Kartini; Menjawab Kegelisahan Urgensi Pengetahuan Alquran

Siapa yang tak kenal Raden Ajeng Kartini? Namanya ramai digaungkan sebagai pahlawan emansipasi terkhusus setiap bulan April. Tak hanya tersohor di ingatan bumiputra, nama Kartini pun juga dikenang oleh masyarakat Belanda. Jejak rekam pemikirannya perihal merombak adat yang menempatkan kaum perempuan hanya sebagai pemeran dalam ranah rumah tangga sudah sangat masyhur. Pemikiran tersebut dituangkannya dalam surat-surat yang ia kirim kepada sahabat-sahabatnya yang ada di Belanda. Hal itu dilakukannya untuk mengobati sunyi sepi hatinya dikarenakan menjalani masa pingitan.
Mungkin sudah banyak yang mengulik Raden Ajeng Kartini dari sisi perjuangan memunculkan emansipasi. Akan tetapi, masih jarang yang memandangnya dari sisi kepeduliannya terhadap ilmu pengetahuan agama. Sebagai putri dari Bupati Jepara, Kartini hidup di dalam keluarga yang sangat menghargai ilmu pengetahuan, tak terkecuali pula pengetahuan agama. Maka, ia merasa bertanggungjawab untuk memajukan pendidikan masyarakat sekitarnya pada saat itu.

→ Data yang Diberikan:

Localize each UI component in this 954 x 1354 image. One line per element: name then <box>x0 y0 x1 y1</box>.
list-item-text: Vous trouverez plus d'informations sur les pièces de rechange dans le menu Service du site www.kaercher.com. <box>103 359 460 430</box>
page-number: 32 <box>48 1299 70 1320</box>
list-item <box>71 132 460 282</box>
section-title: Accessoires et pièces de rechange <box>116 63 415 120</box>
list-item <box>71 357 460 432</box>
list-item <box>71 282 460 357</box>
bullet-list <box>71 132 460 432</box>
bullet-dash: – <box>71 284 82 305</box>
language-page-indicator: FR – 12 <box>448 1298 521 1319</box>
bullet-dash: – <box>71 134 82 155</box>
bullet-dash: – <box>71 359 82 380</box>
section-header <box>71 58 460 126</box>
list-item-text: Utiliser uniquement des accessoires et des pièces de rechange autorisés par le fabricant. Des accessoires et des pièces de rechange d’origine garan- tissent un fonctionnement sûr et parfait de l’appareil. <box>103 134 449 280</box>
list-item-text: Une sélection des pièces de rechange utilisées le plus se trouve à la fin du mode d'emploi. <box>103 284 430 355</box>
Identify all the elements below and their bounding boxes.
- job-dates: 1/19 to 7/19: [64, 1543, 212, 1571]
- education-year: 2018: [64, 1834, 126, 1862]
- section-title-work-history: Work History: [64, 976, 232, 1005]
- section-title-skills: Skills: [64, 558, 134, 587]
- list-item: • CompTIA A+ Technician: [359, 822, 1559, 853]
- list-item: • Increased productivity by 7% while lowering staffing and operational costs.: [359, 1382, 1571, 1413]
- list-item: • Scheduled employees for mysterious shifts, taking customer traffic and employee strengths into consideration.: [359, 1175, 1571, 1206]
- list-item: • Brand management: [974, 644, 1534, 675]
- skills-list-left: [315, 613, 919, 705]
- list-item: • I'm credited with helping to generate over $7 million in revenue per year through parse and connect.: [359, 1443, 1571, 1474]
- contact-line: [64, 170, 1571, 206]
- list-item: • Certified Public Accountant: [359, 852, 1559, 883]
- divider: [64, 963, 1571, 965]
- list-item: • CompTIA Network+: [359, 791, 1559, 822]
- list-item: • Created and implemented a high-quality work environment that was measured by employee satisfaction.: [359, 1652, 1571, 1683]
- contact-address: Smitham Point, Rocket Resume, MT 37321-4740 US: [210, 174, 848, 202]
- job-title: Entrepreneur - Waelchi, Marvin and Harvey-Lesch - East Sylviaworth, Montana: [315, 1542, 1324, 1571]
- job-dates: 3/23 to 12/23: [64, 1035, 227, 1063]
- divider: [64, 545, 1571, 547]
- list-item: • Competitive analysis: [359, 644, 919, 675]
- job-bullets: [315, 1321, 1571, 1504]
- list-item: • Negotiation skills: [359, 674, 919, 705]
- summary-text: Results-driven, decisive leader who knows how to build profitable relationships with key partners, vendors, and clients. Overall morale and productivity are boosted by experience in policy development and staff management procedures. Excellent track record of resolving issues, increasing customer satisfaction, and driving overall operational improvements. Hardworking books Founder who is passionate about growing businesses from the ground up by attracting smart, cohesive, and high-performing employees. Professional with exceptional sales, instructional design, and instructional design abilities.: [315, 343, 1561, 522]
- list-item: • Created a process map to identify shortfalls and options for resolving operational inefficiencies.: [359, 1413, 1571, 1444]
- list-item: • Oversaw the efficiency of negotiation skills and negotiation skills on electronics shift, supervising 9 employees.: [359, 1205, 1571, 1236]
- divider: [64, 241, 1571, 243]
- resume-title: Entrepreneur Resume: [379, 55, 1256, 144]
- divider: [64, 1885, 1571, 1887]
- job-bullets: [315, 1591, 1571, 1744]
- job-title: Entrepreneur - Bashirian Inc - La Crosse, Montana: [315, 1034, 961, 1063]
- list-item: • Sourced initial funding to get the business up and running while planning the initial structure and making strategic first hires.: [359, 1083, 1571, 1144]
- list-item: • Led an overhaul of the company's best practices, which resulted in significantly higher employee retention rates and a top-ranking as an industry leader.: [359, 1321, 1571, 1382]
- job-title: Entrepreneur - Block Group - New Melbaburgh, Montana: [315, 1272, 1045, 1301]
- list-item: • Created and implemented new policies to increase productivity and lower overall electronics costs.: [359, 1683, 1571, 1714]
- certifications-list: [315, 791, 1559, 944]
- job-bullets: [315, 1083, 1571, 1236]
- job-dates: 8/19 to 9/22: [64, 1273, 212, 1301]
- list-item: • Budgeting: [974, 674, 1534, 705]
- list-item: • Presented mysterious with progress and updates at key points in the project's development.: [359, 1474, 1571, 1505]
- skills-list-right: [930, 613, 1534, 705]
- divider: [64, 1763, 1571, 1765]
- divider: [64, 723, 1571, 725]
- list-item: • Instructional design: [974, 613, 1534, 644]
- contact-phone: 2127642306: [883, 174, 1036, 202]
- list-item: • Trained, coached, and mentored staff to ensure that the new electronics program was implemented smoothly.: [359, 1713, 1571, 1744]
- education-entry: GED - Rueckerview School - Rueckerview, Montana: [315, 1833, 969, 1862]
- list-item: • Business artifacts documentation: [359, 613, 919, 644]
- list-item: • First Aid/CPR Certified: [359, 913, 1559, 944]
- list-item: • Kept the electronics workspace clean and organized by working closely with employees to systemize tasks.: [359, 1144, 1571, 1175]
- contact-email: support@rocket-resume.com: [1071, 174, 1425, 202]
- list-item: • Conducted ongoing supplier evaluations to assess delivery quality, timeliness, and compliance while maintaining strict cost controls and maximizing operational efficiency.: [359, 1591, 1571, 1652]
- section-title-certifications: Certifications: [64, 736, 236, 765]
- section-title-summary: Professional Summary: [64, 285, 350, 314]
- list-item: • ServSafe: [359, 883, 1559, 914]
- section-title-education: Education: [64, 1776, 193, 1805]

→ Latihan Soal:
1. Ambil dari kutipan tentang Kartini semua teks mulai dari "Kartini; Menjawab Kegelisahan" sampai "menjalani masa pingitan.", tanpa diubah sedikit pun.
2. Jawab pertanyaan berikut berdasarkan kutipan tentang Kartini.
(a) Kartini mengirim surat-surat berisi pemikirannya kepada siapa?
(b) Kartini adalah putri dari siapa?
(c) Setiap bulan apa nama Kartini paling ramai digaungkan?
Pakai hanya kutipan tentang Kartini sebagai sumber jawaban.

→ Jawaban Lengkap:
1.
Kartini; Menjawab Kegelisahan Urgensi Pengetahuan Alquran

Siapa yang tak kenal Raden Ajeng Kartini? Namanya ramai digaungkan sebagai pahlawan emansipasi terkhusus setiap bulan April. Tak hanya tersohor di ingatan bumiputra, nama Kartini pun juga dikenang oleh masyarakat Belanda. Jejak rekam pemikirannya perihal merombak adat yang menempatkan kaum perempuan hanya sebagai pemeran dalam ranah rumah tangga sudah sangat masyhur. Pemikiran tersebut dituangkannya dalam surat-surat yang ia kirim kepada sahabat-sahabatnya yang ada di Belanda. Hal itu dilakukannya untuk mengobati sunyi sepi hatinya dikarenakan menjalani masa pingitan.

2.
(a) Kepada sahabat-sahabatnya yang ada di Belanda.
(b) Putri dari Bupati Jepara.
(c) Bulan April.